▶ **What to produce**
Extract the records in full, leaving every picture out.
________________
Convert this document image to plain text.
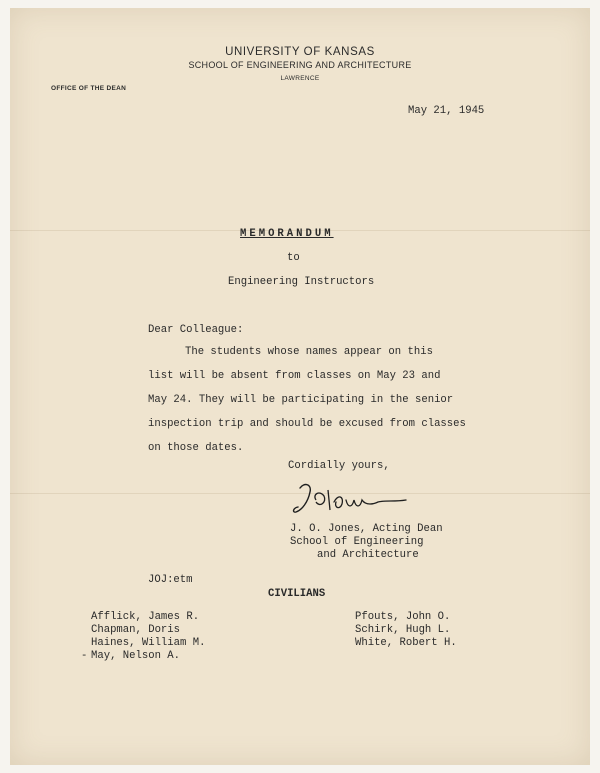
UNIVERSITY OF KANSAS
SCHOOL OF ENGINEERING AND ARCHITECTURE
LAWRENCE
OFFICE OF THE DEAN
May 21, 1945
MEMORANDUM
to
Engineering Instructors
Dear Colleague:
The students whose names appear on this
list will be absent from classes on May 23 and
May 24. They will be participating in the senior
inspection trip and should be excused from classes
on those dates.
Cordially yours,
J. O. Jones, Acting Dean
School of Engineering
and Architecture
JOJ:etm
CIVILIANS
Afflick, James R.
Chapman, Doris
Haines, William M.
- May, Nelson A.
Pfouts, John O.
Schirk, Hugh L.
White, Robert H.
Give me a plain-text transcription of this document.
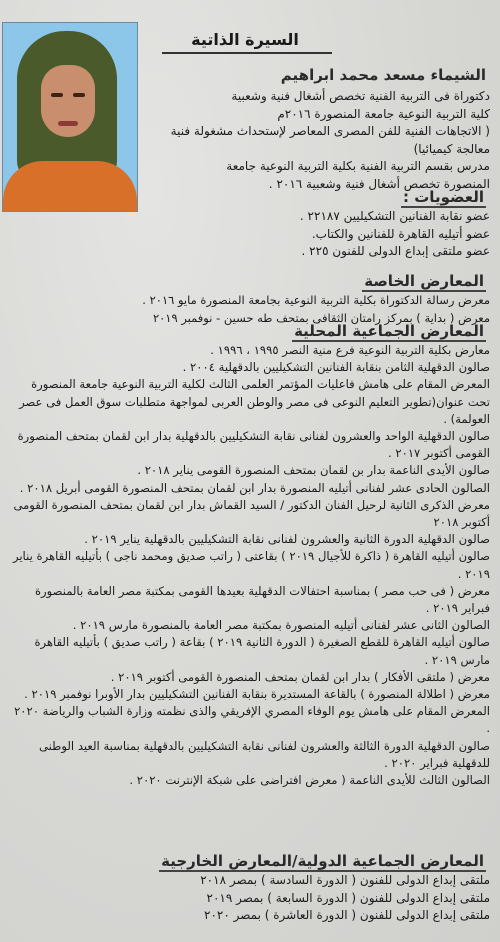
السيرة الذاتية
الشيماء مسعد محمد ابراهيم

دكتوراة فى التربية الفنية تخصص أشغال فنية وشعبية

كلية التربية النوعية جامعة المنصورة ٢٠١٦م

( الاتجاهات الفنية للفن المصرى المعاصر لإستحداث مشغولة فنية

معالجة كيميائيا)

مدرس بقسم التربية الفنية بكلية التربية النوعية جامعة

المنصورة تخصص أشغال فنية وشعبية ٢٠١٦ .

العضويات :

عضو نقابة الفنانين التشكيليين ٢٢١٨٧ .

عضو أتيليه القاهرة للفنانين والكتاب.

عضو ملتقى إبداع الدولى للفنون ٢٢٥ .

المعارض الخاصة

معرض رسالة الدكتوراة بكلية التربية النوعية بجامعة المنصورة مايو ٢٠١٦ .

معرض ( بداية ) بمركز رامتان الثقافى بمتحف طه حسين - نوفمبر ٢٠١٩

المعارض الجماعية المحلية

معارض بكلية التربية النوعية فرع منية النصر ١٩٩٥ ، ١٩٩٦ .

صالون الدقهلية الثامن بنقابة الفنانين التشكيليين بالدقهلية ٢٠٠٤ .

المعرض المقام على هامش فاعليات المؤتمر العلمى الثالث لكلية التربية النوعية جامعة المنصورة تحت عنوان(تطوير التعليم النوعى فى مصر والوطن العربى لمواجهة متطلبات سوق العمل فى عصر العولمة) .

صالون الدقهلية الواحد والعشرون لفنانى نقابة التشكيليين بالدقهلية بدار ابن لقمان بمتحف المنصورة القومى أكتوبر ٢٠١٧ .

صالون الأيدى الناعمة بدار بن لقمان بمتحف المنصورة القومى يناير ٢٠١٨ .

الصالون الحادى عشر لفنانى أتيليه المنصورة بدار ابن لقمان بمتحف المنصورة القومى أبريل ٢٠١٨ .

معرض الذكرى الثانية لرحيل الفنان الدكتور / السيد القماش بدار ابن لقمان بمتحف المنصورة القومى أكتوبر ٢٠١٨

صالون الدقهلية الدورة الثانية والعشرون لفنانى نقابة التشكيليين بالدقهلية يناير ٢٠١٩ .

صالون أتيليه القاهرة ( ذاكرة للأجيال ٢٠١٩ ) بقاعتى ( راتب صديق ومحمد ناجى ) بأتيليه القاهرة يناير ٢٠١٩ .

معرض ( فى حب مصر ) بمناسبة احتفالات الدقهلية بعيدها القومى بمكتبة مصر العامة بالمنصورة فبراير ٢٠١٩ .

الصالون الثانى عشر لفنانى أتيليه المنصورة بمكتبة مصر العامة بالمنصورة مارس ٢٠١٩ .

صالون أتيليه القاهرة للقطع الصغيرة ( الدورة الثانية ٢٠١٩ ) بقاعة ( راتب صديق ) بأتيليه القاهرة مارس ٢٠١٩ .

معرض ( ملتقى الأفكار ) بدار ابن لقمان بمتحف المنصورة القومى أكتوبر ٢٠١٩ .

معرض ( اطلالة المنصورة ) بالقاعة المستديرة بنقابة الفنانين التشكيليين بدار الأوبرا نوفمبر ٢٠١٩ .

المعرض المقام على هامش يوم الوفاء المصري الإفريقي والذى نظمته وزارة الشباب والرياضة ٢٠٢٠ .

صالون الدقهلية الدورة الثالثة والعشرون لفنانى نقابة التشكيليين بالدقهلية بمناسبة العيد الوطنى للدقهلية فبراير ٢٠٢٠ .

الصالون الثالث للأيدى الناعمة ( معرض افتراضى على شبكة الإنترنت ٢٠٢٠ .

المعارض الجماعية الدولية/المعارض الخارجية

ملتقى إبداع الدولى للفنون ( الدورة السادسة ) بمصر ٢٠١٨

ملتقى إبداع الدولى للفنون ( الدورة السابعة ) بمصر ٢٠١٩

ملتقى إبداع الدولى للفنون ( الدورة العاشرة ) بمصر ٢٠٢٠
________________
▶ **Problem solution**
Convert this document image to plain text.
UNIVERSITY OF KANSAS
SCHOOL OF ENGINEERING AND ARCHITECTURE
LAWRENCE
OFFICE OF THE DEAN
May 21, 1945
MEMORANDUM
to
Engineering Instructors
Dear Colleague:
The students whose names appear on this
list will be absent from classes on May 23 and
May 24. They will be participating in the senior
inspection trip and should be excused from classes
on those dates.
Cordially yours,
J. O. Jones, Acting Dean
School of Engineering
and Architecture
JOJ:etm
CIVILIANS
Afflick, James R.
Chapman, Doris
Haines, William M.
- May, Nelson A.
Pfouts, John O.
Schirk, Hugh L.
White, Robert H.
Give me a plain-text transcription of this document.
السيرة الذاتية
الشيماء مسعد محمد ابراهيم

دكتوراة فى التربية الفنية تخصص أشغال فنية وشعبية

كلية التربية النوعية جامعة المنصورة ٢٠١٦م

( الاتجاهات الفنية للفن المصرى المعاصر لإستحداث مشغولة فنية

معالجة كيميائيا)

مدرس بقسم التربية الفنية بكلية التربية النوعية جامعة

المنصورة تخصص أشغال فنية وشعبية ٢٠١٦ .

العضويات :

عضو نقابة الفنانين التشكيليين ٢٢١٨٧ .

عضو أتيليه القاهرة للفنانين والكتاب.

عضو ملتقى إبداع الدولى للفنون ٢٢٥ .

المعارض الخاصة

معرض رسالة الدكتوراة بكلية التربية النوعية بجامعة المنصورة مايو ٢٠١٦ .

معرض ( بداية ) بمركز رامتان الثقافى بمتحف طه حسين - نوفمبر ٢٠١٩

المعارض الجماعية المحلية

معارض بكلية التربية النوعية فرع منية النصر ١٩٩٥ ، ١٩٩٦ .

صالون الدقهلية الثامن بنقابة الفنانين التشكيليين بالدقهلية ٢٠٠٤ .

المعرض المقام على هامش فاعليات المؤتمر العلمى الثالث لكلية التربية النوعية جامعة المنصورة تحت عنوان(تطوير التعليم النوعى فى مصر والوطن العربى لمواجهة متطلبات سوق العمل فى عصر العولمة) .

صالون الدقهلية الواحد والعشرون لفنانى نقابة التشكيليين بالدقهلية بدار ابن لقمان بمتحف المنصورة القومى أكتوبر ٢٠١٧ .

صالون الأيدى الناعمة بدار بن لقمان بمتحف المنصورة القومى يناير ٢٠١٨ .

الصالون الحادى عشر لفنانى أتيليه المنصورة بدار ابن لقمان بمتحف المنصورة القومى أبريل ٢٠١٨ .

معرض الذكرى الثانية لرحيل الفنان الدكتور / السيد القماش بدار ابن لقمان بمتحف المنصورة القومى أكتوبر ٢٠١٨

صالون الدقهلية الدورة الثانية والعشرون لفنانى نقابة التشكيليين بالدقهلية يناير ٢٠١٩ .

صالون أتيليه القاهرة ( ذاكرة للأجيال ٢٠١٩ ) بقاعتى ( راتب صديق ومحمد ناجى ) بأتيليه القاهرة يناير ٢٠١٩ .

معرض ( فى حب مصر ) بمناسبة احتفالات الدقهلية بعيدها القومى بمكتبة مصر العامة بالمنصورة فبراير ٢٠١٩ .

الصالون الثانى عشر لفنانى أتيليه المنصورة بمكتبة مصر العامة بالمنصورة مارس ٢٠١٩ .

صالون أتيليه القاهرة للقطع الصغيرة ( الدورة الثانية ٢٠١٩ ) بقاعة ( راتب صديق ) بأتيليه القاهرة مارس ٢٠١٩ .

معرض ( ملتقى الأفكار ) بدار ابن لقمان بمتحف المنصورة القومى أكتوبر ٢٠١٩ .

معرض ( اطلالة المنصورة ) بالقاعة المستديرة بنقابة الفنانين التشكيليين بدار الأوبرا نوفمبر ٢٠١٩ .

المعرض المقام على هامش يوم الوفاء المصري الإفريقي والذى نظمته وزارة الشباب والرياضة ٢٠٢٠ .

صالون الدقهلية الدورة الثالثة والعشرون لفنانى نقابة التشكيليين بالدقهلية بمناسبة العيد الوطنى للدقهلية فبراير ٢٠٢٠ .

الصالون الثالث للأيدى الناعمة ( معرض افتراضى على شبكة الإنترنت ٢٠٢٠ .

المعارض الجماعية الدولية/المعارض الخارجية

ملتقى إبداع الدولى للفنون ( الدورة السادسة ) بمصر ٢٠١٨

ملتقى إبداع الدولى للفنون ( الدورة السابعة ) بمصر ٢٠١٩

ملتقى إبداع الدولى للفنون ( الدورة العاشرة ) بمصر ٢٠٢٠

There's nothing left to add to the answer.